Challenge
Find each line holding "その全額を" and copy it out.

Listed entries
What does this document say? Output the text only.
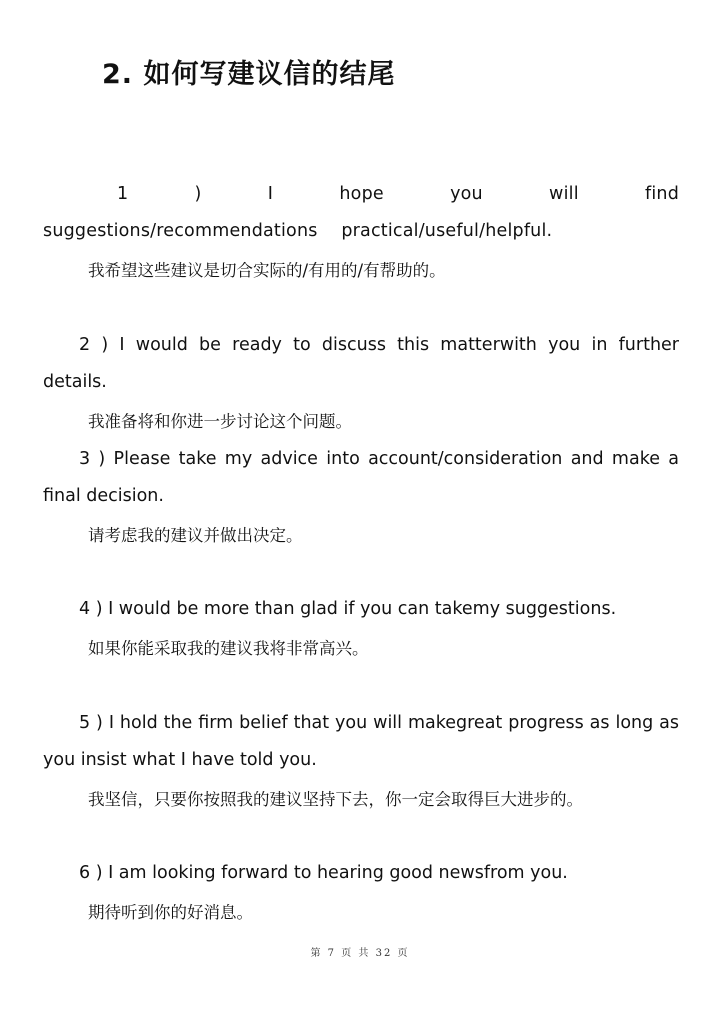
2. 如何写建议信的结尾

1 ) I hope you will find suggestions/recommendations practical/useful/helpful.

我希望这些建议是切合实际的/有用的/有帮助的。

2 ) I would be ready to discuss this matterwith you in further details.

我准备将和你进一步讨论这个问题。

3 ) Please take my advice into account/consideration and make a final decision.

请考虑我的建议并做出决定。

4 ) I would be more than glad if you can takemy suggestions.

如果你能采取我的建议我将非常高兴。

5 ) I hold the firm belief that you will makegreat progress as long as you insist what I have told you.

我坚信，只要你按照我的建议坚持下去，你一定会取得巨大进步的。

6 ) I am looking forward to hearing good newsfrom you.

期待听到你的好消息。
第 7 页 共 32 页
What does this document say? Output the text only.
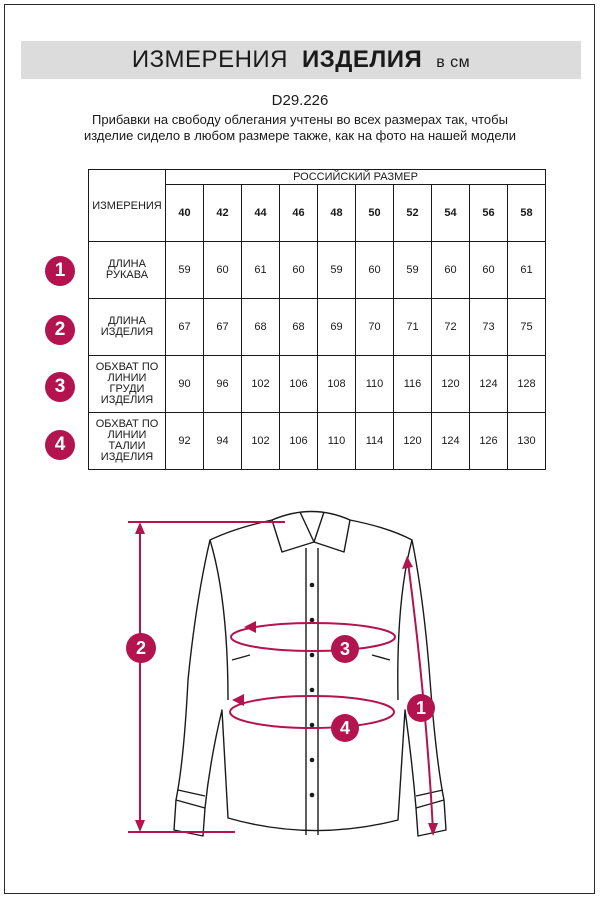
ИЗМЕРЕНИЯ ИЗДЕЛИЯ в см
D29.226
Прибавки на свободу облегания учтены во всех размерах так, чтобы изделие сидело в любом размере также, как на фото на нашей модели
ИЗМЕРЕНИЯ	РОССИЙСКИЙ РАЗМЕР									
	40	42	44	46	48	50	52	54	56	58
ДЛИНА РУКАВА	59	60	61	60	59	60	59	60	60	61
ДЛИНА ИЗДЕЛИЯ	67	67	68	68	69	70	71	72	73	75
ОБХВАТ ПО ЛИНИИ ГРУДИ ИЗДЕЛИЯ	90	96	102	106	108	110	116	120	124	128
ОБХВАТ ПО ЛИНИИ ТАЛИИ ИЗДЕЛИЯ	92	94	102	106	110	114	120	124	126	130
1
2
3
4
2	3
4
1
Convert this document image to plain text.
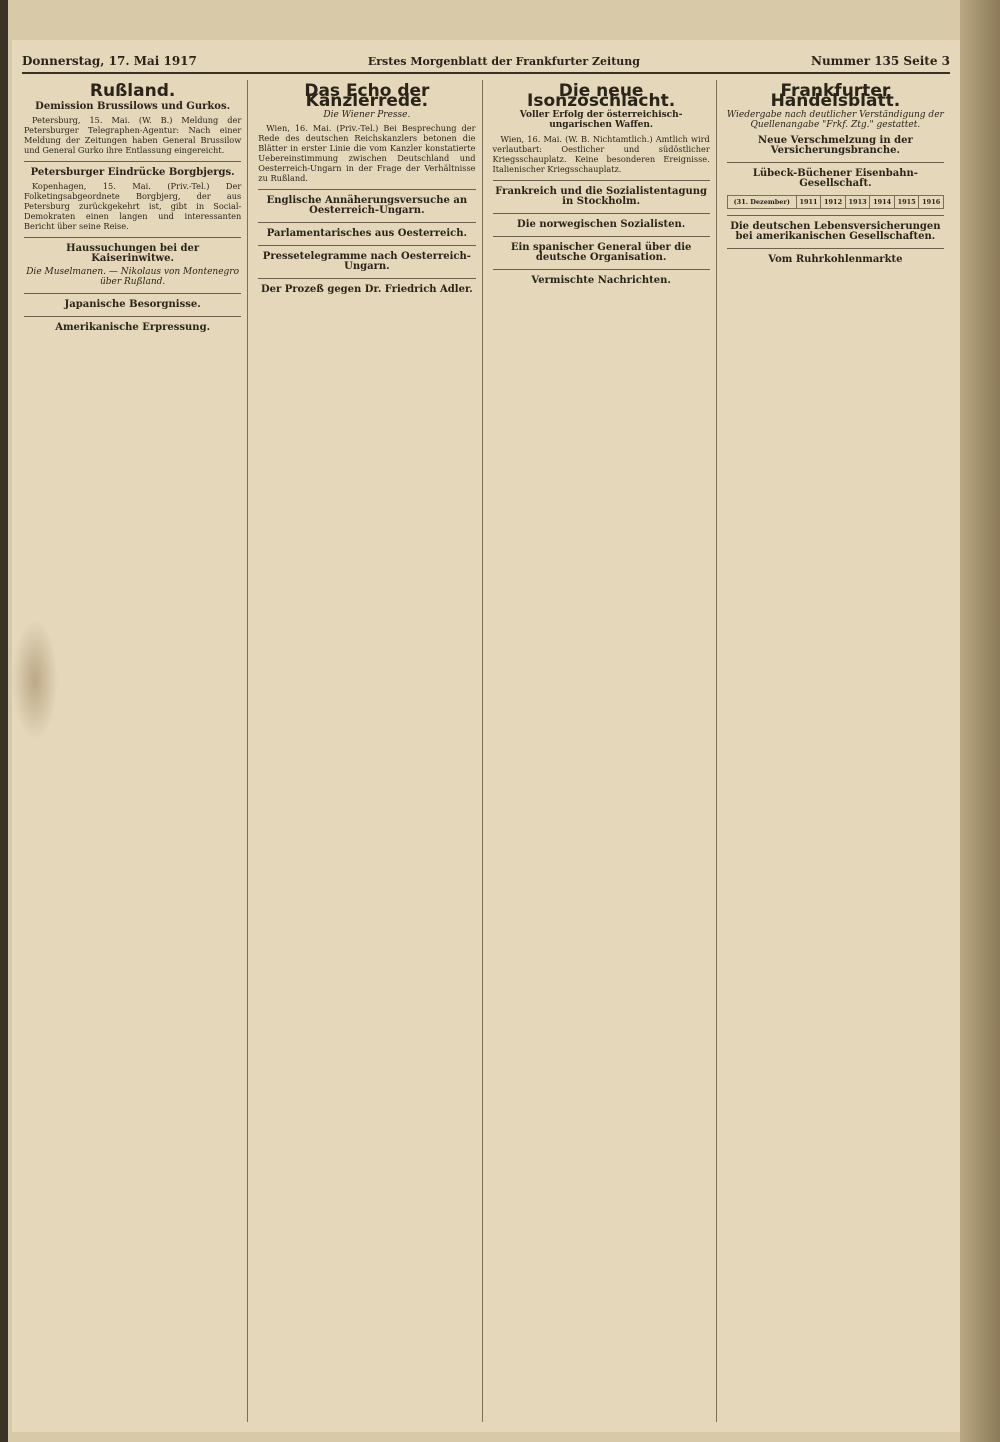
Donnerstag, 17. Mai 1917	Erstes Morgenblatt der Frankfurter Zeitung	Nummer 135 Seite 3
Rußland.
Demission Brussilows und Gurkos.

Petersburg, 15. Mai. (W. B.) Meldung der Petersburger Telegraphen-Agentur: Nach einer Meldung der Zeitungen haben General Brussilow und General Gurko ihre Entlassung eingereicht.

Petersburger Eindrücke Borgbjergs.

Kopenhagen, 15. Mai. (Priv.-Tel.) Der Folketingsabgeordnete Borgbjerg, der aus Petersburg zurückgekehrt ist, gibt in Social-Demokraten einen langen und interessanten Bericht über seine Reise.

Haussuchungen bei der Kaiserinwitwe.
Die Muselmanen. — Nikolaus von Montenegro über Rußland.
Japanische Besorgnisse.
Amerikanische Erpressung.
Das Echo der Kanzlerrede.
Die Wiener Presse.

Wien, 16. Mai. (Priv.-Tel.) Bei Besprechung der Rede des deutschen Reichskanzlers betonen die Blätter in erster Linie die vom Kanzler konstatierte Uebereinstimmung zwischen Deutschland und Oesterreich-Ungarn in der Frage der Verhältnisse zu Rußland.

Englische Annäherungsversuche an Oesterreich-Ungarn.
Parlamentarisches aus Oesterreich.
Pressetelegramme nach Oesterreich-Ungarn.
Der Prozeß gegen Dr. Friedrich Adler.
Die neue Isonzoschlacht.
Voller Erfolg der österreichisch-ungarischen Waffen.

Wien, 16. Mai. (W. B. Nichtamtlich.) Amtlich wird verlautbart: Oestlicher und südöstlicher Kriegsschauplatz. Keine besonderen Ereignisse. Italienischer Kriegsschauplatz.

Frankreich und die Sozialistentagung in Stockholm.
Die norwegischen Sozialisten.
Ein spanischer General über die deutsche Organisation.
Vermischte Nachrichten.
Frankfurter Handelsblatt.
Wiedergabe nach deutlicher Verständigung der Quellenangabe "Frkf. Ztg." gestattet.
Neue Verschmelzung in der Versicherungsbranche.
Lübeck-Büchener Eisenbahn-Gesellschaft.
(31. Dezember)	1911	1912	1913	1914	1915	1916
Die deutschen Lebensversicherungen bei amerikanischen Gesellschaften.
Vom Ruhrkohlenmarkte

* * *

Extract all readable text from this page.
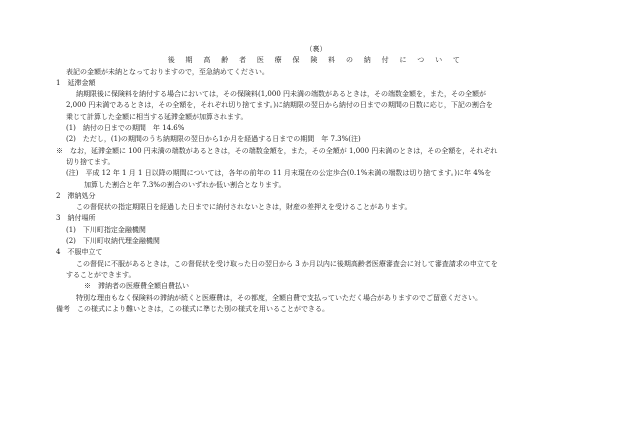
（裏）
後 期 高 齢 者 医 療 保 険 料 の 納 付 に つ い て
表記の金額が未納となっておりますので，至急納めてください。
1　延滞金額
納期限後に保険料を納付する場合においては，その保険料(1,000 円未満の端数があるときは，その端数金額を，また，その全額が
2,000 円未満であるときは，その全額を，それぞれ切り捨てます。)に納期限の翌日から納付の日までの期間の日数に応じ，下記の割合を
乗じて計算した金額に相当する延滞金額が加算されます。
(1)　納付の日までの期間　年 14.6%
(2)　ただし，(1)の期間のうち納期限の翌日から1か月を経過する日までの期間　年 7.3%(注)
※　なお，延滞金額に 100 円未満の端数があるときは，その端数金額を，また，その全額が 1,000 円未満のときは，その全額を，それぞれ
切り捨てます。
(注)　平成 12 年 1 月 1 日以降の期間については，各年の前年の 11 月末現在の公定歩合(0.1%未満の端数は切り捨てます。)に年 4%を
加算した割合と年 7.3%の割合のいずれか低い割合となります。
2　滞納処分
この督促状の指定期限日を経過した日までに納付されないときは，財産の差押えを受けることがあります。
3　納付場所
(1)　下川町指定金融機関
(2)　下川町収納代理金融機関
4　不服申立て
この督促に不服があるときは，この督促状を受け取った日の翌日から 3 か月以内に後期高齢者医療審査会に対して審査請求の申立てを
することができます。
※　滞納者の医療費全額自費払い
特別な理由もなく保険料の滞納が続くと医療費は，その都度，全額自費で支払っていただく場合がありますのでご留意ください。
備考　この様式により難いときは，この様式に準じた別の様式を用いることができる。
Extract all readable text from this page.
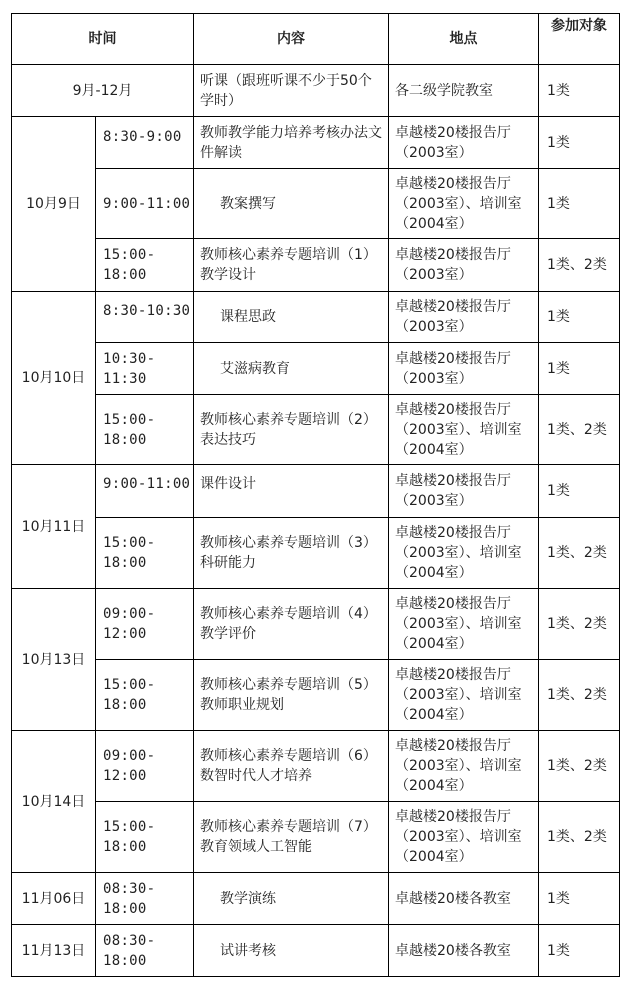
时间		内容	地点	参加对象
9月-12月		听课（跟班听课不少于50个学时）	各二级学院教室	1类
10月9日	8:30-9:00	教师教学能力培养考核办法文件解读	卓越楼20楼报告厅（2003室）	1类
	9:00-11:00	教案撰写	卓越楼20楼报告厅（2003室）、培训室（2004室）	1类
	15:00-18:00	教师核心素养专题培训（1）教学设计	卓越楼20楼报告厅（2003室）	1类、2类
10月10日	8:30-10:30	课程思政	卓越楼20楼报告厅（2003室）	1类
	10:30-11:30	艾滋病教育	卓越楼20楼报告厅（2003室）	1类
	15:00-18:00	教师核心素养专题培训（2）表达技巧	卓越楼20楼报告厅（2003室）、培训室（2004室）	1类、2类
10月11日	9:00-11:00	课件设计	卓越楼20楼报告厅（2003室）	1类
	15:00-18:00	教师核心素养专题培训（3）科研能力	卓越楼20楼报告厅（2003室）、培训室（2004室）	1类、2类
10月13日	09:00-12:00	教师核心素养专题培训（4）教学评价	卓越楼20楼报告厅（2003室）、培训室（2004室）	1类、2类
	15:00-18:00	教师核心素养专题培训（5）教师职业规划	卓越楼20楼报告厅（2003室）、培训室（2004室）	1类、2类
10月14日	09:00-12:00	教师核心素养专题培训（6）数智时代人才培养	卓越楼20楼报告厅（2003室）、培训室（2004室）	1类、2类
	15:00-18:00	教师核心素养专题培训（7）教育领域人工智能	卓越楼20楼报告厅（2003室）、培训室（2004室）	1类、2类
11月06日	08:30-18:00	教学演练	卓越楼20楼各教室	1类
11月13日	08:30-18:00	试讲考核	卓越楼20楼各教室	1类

Expected answer
2,000 円未満であるときは，その全額を，それぞれ切り捨てます。)に納期限の翌日から納付の日までの期間の日数に応じ，下記の割合を
※　なお，延滞金額に 100 円未満の端数があるときは，その端数金額を，また，その全額が 1,000 円未満のときは，その全額を，それぞれ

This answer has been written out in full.